#### [AIM]
Where does the string "order" appear in the records? Copy every line that contains it.

#### [DATA ENTRIES]
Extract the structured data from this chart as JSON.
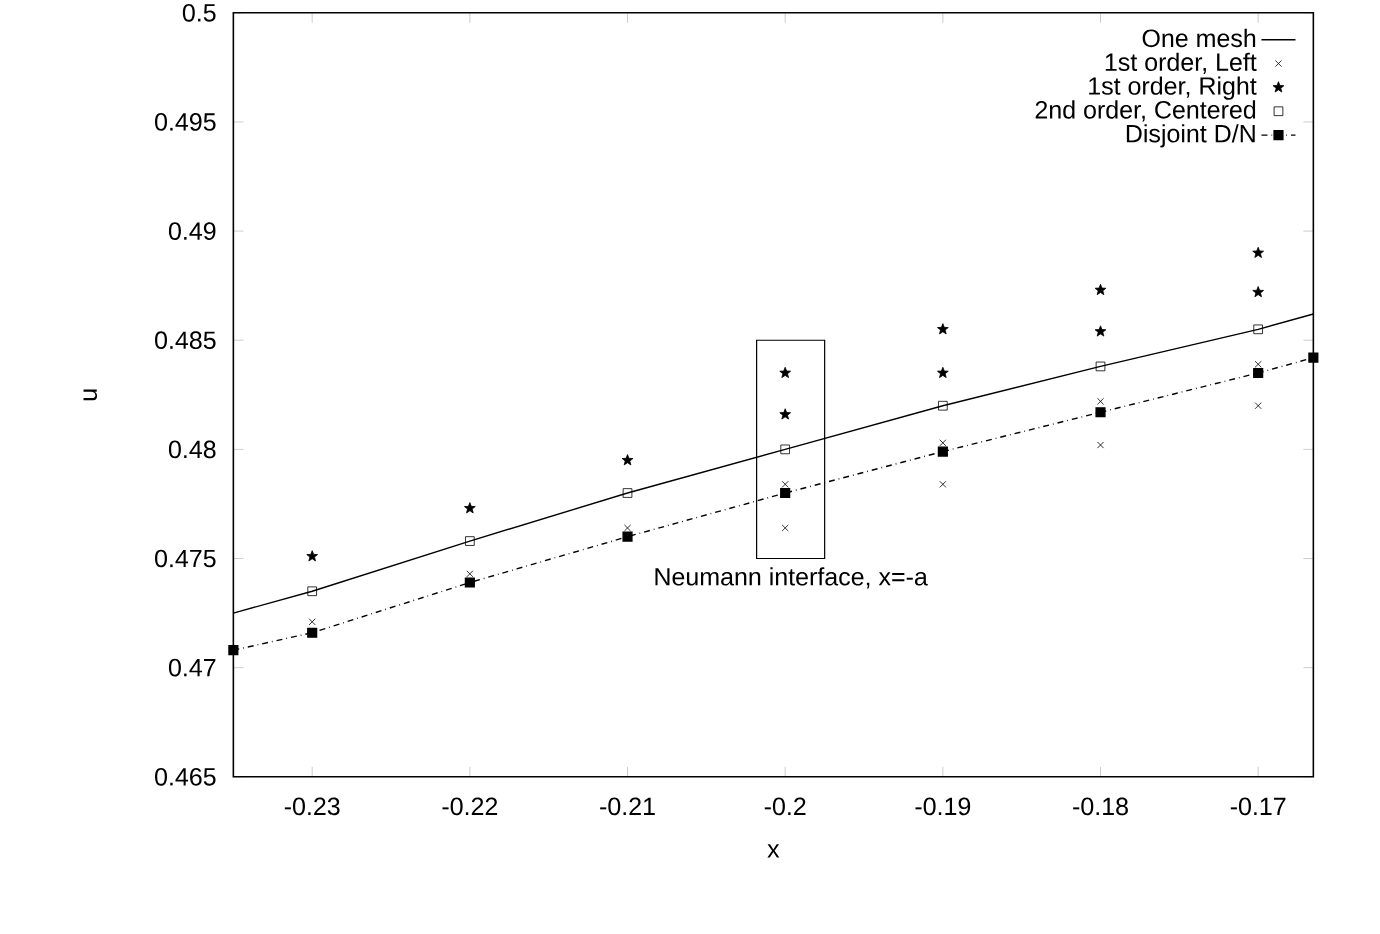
{
  "chart_data": {
    "type": "scatter",
    "xlabel": "x",
    "ylabel": "u",
    "xlim": [
      -0.235,
      -0.1665
    ],
    "ylim": [
      0.465,
      0.5
    ],
    "xticks": [
      -0.23,
      -0.22,
      -0.21,
      -0.2,
      -0.19,
      -0.18,
      -0.17
    ],
    "yticks": [
      0.465,
      0.47,
      0.475,
      0.48,
      0.485,
      0.49,
      0.495,
      0.5
    ],
    "grid": false,
    "legend": "top right",
    "annotations": [
      "Neumann interface, x=-a"
    ],
    "series": [
      {
        "name": "One mesh",
        "type": "line",
        "color": "#000000",
        "line_style": "solid",
        "x": [
          -0.235,
          -0.23,
          -0.22,
          -0.21,
          -0.2,
          -0.19,
          -0.18,
          -0.17,
          -0.1665
        ],
        "values": [
          0.4725,
          0.4735,
          0.4758,
          0.478,
          0.48,
          0.482,
          0.4838,
          0.4855,
          0.4862
        ]
      },
      {
        "name": "1st order, Left",
        "color": "#000000",
        "marker": "cross",
        "x": [
          -0.23,
          -0.22,
          -0.21,
          -0.2,
          -0.2,
          -0.19,
          -0.19,
          -0.18,
          -0.18,
          -0.17,
          -0.17
        ],
        "values": [
          0.4721,
          0.4743,
          0.4764,
          0.4784,
          0.4764,
          0.4803,
          0.4784,
          0.4822,
          0.4802,
          0.4839,
          0.482
        ]
      },
      {
        "name": "1st order, Right",
        "color": "#000000",
        "marker": "star",
        "x": [
          -0.23,
          -0.22,
          -0.21,
          -0.2,
          -0.2,
          -0.19,
          -0.19,
          -0.18,
          -0.18,
          -0.17,
          -0.17
        ],
        "values": [
          0.4751,
          0.4773,
          0.4795,
          0.4835,
          0.4816,
          0.4855,
          0.4835,
          0.4873,
          0.4854,
          0.489,
          0.4872
        ]
      },
      {
        "name": "2nd order, Centered",
        "color": "#000000",
        "marker": "square",
        "x": [
          -0.23,
          -0.22,
          -0.21,
          -0.2,
          -0.19,
          -0.18,
          -0.17
        ],
        "values": [
          0.4735,
          0.4758,
          0.478,
          0.48,
          0.482,
          0.4838,
          0.4855
        ]
      },
      {
        "name": "Disjoint D/N",
        "type": "line",
        "color": "#000000",
        "marker": "square",
        "line_style": "dashdot",
        "x": [
          -0.235,
          -0.23,
          -0.22,
          -0.21,
          -0.2,
          -0.19,
          -0.18,
          -0.17,
          -0.1665
        ],
        "values": [
          0.4708,
          0.4716,
          0.4739,
          0.476,
          0.478,
          0.4799,
          0.4817,
          0.4835,
          0.4842
        ]
      }
    ]
  }
}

#### [ANSWER TO THIS PROBLEM]
        "name": "1st order, Left",
        "name": "1st order, Right",
        "name": "2nd order, Centered",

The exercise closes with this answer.